[TEXT PASSAGE]:
• • • • •

Mueller raids anger Trump
10 Apr 2018
President Trump expressed his anger yesterday at raids made against his personal attorney Michael Cohen.
The FBI’s seized communications between Trump and Cohen — as well as documents related to a $130,000 payment to Stormy Daniels, the adult-film actress. The raids were said to be part of the long running Mueller investigation into Russian meddling into the 2016 election. Worryingly for markets, digesting what this means for Trump’s future and for the stability of his administration, President Trump also repeated his attacks on Jeff Sessions, attorney general, who recused himself from the Mueller investigation last year. Furthermore, when asked why he had not fired Mueller, Trump left the door open saying “we’ll see what happens” and that “many people have said, you should fire him”.
Xi Jinping speech
President Xi Jinping, in a major speech at the Bo’ao Forum for Asia, has promised to further open up Chinese sectors to foreign investors and to lower import tariffs on goods including cars. Given the recent barrage of tariff threats from the US, President Xi’s speech struck a somewhat conciliatory/welcoming tone, promising that China “will enter a new phase of opening up.” Though this was a repeat of previous pledges, Beijing's willingness to push ahead with reforms, despite the current trade standoff with the US has nevertheless helped to soothe market concerns of growing protectionism. Indeed, Chinese restrictions on foreign automobiles has been one of the major gripes of the incumbent US administration, with President Donald Trump tweeting yesterday how China's 25% tariff on US cars was not free trade but "stupid trade". However for those looking for further detail on the Chinese administration’s new reform agenda and a potential implementation timetable, including financial sector reforms, the speech was thin on detail.

• • • • •

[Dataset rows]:
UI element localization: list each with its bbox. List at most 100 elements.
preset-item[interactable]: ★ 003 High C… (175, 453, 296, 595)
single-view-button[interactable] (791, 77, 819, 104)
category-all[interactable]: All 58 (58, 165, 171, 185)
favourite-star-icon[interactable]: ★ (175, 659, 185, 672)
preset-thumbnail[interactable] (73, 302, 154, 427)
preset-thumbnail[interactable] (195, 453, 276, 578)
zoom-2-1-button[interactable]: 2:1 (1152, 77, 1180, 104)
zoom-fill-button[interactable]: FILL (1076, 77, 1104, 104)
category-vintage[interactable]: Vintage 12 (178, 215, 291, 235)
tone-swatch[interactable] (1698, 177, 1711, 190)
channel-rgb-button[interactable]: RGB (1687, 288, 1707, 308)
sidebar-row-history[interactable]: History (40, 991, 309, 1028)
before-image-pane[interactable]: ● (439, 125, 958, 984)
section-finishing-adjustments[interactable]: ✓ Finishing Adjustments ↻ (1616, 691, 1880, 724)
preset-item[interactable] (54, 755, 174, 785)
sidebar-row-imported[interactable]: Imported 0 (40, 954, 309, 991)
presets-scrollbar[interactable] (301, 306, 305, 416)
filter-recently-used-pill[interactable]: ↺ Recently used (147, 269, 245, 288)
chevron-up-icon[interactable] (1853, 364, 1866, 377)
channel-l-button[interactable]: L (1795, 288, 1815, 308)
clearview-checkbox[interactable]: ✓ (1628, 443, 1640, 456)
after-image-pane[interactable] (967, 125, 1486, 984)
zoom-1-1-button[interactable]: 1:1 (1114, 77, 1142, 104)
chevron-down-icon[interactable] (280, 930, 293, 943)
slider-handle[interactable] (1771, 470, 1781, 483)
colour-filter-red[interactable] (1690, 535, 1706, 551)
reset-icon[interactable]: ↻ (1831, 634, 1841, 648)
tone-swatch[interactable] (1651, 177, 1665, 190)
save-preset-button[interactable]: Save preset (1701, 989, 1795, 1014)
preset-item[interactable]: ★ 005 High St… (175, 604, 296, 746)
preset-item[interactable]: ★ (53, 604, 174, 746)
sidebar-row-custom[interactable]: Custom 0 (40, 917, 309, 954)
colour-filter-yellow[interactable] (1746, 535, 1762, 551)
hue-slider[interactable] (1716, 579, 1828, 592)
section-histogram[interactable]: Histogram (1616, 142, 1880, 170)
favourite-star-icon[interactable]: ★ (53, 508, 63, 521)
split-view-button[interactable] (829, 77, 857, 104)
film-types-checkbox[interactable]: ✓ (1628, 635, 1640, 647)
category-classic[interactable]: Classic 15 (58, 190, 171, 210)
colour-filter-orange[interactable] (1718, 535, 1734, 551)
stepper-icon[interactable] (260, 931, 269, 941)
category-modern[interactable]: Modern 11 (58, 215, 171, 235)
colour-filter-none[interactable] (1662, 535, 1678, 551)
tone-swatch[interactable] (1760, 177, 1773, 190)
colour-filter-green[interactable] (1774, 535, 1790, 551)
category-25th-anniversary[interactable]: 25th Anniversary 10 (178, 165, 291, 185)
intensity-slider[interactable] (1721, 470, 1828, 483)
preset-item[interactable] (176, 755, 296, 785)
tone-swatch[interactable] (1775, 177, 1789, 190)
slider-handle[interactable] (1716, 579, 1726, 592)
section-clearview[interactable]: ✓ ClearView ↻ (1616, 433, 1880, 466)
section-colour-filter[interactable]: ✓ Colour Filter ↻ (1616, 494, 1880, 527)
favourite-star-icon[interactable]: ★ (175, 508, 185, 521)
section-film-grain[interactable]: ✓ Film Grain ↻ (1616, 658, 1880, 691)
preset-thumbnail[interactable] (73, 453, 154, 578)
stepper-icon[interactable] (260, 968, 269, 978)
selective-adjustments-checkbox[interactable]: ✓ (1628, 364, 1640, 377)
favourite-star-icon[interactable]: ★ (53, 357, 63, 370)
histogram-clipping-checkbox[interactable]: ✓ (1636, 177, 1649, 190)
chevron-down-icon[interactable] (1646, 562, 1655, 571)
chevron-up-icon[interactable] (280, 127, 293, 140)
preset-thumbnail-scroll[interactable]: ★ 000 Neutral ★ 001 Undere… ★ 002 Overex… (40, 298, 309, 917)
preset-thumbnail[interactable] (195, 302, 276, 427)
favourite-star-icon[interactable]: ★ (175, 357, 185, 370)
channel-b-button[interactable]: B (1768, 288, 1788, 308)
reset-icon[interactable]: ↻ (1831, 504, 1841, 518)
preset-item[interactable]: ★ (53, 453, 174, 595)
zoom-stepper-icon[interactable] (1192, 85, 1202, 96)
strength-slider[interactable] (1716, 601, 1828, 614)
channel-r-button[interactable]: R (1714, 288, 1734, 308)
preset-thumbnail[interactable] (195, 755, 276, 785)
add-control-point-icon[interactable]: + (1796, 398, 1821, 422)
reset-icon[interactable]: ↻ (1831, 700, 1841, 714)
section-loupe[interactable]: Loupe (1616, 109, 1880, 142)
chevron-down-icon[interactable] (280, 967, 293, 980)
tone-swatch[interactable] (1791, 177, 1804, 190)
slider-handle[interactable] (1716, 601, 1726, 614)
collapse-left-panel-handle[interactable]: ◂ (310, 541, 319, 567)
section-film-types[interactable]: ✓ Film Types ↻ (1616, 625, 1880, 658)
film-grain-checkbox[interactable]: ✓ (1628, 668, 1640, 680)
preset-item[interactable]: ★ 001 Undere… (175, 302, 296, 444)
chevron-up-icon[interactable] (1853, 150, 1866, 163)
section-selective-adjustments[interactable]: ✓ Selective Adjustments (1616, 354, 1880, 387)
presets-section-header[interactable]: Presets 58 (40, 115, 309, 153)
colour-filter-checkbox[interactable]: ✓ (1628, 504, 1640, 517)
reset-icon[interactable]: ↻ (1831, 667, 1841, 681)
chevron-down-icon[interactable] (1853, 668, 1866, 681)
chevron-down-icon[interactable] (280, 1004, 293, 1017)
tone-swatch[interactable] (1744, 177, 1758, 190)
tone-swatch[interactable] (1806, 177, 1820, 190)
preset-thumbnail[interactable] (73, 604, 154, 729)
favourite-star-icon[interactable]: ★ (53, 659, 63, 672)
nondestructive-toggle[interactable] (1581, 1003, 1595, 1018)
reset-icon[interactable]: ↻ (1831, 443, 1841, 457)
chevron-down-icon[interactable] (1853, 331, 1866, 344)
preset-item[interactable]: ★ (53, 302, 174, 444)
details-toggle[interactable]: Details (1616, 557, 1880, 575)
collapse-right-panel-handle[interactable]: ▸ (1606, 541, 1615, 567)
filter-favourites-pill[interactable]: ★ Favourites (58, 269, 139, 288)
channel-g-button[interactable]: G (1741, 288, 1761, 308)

• • • • •

[GOALS]:
1) In the market news brief, what payment were the documents seized by the FBI related to?
2) Please say whether each statement agrees with the market news brief, and quote the words that decide it: (a) Xi Jinping gave his speech at the Bo'ao Forum for Asia. (b) Xi's speech laid out a detailed timetable for financial sector reforms. (c) Jeff Sessions recused himself from the Mueller investigation last year.
3) Pick up the market news brief after its last sentence and keep writing it.
None of these lines are needed for the work on the market news brief.

[RESPONSES FOR EACH TASK]:
1) A $130,000 payment to Stormy Daniels, the adult-film actress.

2)
(a) Yes: "in a major speech at the Bo’ao Forum for Asia"
(b) No: "the speech was thin on detail"
(c) Yes: "who recused himself from the Mueller investigation last year"

3)
BRC retail sales monitor
The British Retail Consortium (BRC) reported that on a like-for-like basis, the value of retail sales were up 1.4% (yoy) after having risen 0.6% in February. Meanwhile, total retail sales values were up 2.3% (yoy) in March, following February's 1.6% increase. However this improvement in the figures is down to the timing of Easter with the Easter shopping weekend falling partly into March this year whilst it stood fully in April last year. Indeed the BRC said that the positive distortion from the timing of Easter pushed sales up by “over 15 per cent during the holiday week” compared with the rest of the month “only just making up for a sub-zero performance at the start of the month”. The poor weather as the ‘Beast from the East’ struck was the driver of the poorer performance across the earlier part of the month. Stripping out weather and Easter timings (which will plague the April numbers too), it is likely that, with the household cash squeeze set to ease over the coming months, we will see an improvement in consumer spending momentum.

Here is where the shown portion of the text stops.